The line containing "Convert this document image to plain text." marks where to begin; quote it and every line after it through the end of the data, exactly as written.

((

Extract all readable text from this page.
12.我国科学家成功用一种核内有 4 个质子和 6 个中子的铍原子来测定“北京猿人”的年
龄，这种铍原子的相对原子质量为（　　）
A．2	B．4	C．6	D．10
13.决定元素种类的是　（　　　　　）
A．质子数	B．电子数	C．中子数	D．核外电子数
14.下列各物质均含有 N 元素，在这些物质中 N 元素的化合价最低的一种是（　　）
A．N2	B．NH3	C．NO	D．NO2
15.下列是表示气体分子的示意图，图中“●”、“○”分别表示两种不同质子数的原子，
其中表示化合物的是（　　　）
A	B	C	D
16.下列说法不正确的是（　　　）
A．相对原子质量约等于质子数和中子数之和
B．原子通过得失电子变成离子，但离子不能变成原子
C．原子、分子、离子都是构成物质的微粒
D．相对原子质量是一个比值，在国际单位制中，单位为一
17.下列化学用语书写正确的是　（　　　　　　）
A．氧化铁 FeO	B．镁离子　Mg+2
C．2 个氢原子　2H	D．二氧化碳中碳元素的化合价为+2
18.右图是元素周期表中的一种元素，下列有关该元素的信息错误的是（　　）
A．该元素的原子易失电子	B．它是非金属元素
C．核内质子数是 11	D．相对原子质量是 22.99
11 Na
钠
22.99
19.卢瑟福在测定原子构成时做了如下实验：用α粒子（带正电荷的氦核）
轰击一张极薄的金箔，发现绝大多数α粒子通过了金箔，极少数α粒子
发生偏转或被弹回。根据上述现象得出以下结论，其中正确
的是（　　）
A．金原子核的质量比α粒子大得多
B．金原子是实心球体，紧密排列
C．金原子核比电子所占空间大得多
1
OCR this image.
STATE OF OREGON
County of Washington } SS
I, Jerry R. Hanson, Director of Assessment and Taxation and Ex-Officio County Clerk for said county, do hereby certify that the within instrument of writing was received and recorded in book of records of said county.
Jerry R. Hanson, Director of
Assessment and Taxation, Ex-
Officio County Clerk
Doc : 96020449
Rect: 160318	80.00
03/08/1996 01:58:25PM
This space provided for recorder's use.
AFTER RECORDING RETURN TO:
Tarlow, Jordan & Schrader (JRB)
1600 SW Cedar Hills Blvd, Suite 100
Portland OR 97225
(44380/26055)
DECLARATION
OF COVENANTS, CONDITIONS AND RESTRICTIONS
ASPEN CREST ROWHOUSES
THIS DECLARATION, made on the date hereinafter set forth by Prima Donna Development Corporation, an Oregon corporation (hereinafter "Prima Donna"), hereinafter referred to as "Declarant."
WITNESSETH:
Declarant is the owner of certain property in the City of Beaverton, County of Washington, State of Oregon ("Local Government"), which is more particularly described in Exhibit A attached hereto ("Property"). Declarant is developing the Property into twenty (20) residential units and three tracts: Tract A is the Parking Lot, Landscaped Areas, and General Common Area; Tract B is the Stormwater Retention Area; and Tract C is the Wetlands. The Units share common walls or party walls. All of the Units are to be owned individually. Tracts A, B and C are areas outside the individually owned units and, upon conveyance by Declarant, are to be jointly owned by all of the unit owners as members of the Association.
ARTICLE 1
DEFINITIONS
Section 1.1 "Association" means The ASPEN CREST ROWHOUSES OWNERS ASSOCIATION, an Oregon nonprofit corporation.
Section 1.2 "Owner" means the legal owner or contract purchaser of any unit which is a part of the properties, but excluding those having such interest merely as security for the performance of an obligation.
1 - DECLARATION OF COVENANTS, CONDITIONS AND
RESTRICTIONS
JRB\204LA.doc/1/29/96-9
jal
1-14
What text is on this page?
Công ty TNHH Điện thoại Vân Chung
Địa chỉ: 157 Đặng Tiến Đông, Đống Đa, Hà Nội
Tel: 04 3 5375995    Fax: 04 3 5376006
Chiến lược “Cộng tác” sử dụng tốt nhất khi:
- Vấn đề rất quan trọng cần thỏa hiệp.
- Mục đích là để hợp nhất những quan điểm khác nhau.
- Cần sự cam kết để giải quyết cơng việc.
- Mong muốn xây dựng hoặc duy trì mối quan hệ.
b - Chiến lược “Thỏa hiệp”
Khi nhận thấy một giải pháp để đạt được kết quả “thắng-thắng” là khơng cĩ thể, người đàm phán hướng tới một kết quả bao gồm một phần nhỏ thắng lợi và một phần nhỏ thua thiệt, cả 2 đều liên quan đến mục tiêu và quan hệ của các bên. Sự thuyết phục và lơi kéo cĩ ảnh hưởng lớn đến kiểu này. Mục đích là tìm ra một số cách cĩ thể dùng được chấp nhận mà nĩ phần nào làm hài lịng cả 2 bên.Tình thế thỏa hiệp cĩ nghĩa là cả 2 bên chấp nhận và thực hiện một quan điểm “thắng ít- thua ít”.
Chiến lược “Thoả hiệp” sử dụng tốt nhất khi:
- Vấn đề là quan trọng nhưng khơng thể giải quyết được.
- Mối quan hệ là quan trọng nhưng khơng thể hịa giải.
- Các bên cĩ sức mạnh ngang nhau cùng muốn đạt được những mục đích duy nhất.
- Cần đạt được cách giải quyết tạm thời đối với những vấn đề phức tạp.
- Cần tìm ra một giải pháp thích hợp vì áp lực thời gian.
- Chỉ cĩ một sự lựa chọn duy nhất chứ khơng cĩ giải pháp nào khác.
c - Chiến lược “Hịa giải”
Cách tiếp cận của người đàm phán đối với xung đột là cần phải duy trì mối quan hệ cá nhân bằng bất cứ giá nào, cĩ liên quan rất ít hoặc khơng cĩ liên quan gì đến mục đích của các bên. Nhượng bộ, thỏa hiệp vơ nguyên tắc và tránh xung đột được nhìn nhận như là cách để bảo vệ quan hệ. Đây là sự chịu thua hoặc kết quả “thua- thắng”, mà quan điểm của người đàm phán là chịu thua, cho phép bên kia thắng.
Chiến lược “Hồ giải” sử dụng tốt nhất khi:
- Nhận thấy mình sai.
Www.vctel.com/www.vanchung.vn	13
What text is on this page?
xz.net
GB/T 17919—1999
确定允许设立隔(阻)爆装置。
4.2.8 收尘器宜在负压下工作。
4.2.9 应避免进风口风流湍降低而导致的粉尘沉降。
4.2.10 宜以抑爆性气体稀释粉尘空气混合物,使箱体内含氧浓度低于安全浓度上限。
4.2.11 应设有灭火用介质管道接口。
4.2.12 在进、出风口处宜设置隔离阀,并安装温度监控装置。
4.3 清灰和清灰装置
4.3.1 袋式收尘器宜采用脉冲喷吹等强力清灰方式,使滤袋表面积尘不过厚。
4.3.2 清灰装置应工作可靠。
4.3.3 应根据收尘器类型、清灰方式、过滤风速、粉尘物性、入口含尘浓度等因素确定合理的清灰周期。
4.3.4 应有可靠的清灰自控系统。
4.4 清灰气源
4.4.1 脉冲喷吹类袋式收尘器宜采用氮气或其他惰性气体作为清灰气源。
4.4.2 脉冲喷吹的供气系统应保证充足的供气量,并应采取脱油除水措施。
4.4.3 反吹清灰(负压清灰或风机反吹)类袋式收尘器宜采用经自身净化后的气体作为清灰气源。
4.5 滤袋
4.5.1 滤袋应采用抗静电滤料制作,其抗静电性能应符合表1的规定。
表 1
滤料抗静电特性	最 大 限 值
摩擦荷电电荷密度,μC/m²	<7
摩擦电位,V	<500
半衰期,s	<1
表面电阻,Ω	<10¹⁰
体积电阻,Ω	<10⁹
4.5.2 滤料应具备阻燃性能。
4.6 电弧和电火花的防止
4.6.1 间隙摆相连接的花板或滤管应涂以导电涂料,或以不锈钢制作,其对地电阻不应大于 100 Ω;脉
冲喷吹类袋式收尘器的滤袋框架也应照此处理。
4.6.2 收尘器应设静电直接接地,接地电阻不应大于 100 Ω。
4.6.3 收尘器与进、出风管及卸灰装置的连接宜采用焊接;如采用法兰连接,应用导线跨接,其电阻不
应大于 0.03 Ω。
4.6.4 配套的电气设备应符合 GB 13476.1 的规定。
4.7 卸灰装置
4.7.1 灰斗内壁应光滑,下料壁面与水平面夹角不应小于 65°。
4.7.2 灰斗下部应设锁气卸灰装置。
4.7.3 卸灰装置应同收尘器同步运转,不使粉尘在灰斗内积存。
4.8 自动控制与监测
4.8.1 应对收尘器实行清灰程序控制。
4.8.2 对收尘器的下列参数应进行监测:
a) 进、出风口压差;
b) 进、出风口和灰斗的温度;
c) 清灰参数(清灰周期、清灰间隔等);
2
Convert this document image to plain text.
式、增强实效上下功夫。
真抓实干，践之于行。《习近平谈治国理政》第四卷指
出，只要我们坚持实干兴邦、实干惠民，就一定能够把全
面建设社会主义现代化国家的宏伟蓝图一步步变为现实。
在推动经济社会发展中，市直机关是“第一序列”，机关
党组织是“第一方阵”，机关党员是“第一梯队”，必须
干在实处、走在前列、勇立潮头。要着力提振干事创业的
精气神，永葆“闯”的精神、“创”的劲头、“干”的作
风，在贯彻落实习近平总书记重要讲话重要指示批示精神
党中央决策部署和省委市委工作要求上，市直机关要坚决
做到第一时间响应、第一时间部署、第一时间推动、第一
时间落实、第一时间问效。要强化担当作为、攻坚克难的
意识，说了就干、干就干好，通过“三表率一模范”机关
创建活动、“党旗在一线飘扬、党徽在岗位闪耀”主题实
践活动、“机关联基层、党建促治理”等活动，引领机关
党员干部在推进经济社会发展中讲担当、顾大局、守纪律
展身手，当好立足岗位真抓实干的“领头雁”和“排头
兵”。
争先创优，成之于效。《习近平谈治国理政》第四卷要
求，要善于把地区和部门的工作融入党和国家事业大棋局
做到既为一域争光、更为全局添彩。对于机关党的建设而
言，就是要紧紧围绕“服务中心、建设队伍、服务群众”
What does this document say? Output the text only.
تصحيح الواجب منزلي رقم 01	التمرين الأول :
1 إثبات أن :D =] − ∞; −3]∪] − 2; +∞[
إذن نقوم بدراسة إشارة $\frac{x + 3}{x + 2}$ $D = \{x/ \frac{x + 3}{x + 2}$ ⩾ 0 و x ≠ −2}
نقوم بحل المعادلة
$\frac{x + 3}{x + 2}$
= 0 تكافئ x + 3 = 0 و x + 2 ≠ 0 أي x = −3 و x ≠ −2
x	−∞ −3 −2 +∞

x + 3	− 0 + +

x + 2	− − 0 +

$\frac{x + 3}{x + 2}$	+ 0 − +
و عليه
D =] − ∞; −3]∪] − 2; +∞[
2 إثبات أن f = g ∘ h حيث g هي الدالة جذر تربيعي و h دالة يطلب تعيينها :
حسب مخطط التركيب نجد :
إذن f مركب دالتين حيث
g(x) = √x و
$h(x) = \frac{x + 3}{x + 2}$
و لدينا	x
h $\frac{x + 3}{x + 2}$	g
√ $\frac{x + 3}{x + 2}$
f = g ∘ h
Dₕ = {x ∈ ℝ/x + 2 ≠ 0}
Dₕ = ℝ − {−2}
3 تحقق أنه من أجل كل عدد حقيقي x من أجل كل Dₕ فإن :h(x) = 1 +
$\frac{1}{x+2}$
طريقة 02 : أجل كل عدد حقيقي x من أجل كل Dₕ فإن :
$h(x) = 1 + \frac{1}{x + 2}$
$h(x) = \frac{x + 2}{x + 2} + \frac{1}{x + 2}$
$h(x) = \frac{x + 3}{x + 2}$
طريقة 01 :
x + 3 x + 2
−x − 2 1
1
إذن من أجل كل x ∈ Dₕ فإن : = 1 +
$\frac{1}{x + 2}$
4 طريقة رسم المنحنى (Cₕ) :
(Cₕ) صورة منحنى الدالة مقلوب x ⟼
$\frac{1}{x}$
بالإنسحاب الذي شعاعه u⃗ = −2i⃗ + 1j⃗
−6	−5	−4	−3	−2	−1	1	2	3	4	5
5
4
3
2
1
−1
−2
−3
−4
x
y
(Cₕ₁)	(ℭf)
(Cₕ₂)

))

Solution to the problem:
Convert this document image to plain text.
式、增强实效上下功夫。
真抓实干，践之于行。《习近平谈治国理政》第四卷指
出，只要我们坚持实干兴邦、实干惠民，就一定能够把全
面建设社会主义现代化国家的宏伟蓝图一步步变为现实。
在推动经济社会发展中，市直机关是“第一序列”，机关
党组织是“第一方阵”，机关党员是“第一梯队”，必须
干在实处、走在前列、勇立潮头。要着力提振干事创业的
精气神，永葆“闯”的精神、“创”的劲头、“干”的作
风，在贯彻落实习近平总书记重要讲话重要指示批示精神
党中央决策部署和省委市委工作要求上，市直机关要坚决
做到第一时间响应、第一时间部署、第一时间推动、第一
时间落实、第一时间问效。要强化担当作为、攻坚克难的
意识，说了就干、干就干好，通过“三表率一模范”机关
创建活动、“党旗在一线飘扬、党徽在岗位闪耀”主题实
践活动、“机关联基层、党建促治理”等活动，引领机关
党员干部在推进经济社会发展中讲担当、顾大局、守纪律
展身手，当好立足岗位真抓实干的“领头雁”和“排头
兵”。
争先创优，成之于效。《习近平谈治国理政》第四卷要
求，要善于把地区和部门的工作融入党和国家事业大棋局
做到既为一域争光、更为全局添彩。对于机关党的建设而
言，就是要紧紧围绕“服务中心、建设队伍、服务群众”
What does this document say? Output the text only.
تصحيح الواجب منزلي رقم 01	التمرين الأول :
1 إثبات أن :D =] − ∞; −3]∪] − 2; +∞[
إذن نقوم بدراسة إشارة $\frac{x + 3}{x + 2}$ $D = \{x/ \frac{x + 3}{x + 2}$ ⩾ 0 و x ≠ −2}
نقوم بحل المعادلة
$\frac{x + 3}{x + 2}$
= 0 تكافئ x + 3 = 0 و x + 2 ≠ 0 أي x = −3 و x ≠ −2
x	−∞ −3 −2 +∞

x + 3	− 0 + +

x + 2	− − 0 +

$\frac{x + 3}{x + 2}$	+ 0 − +
و عليه
D =] − ∞; −3]∪] − 2; +∞[
2 إثبات أن f = g ∘ h حيث g هي الدالة جذر تربيعي و h دالة يطلب تعيينها :
حسب مخطط التركيب نجد :
إذن f مركب دالتين حيث
g(x) = √x و
$h(x) = \frac{x + 3}{x + 2}$
و لدينا	x
h $\frac{x + 3}{x + 2}$	g
√ $\frac{x + 3}{x + 2}$
f = g ∘ h
Dₕ = {x ∈ ℝ/x + 2 ≠ 0}
Dₕ = ℝ − {−2}
3 تحقق أنه من أجل كل عدد حقيقي x من أجل كل Dₕ فإن :h(x) = 1 +
$\frac{1}{x+2}$
طريقة 02 : أجل كل عدد حقيقي x من أجل كل Dₕ فإن :
$h(x) = 1 + \frac{1}{x + 2}$
$h(x) = \frac{x + 2}{x + 2} + \frac{1}{x + 2}$
$h(x) = \frac{x + 3}{x + 2}$
طريقة 01 :
x + 3 x + 2
−x − 2 1
1
إذن من أجل كل x ∈ Dₕ فإن : = 1 +
$\frac{1}{x + 2}$
4 طريقة رسم المنحنى (Cₕ) :
(Cₕ) صورة منحنى الدالة مقلوب x ⟼
$\frac{1}{x}$
بالإنسحاب الذي شعاعه u⃗ = −2i⃗ + 1j⃗
−6	−5	−4	−3	−2	−1	1	2	3	4	5
5
4
3
2
1
−1
−2
−3
−4
x
y
(Cₕ₁)	(ℭf)
(Cₕ₂)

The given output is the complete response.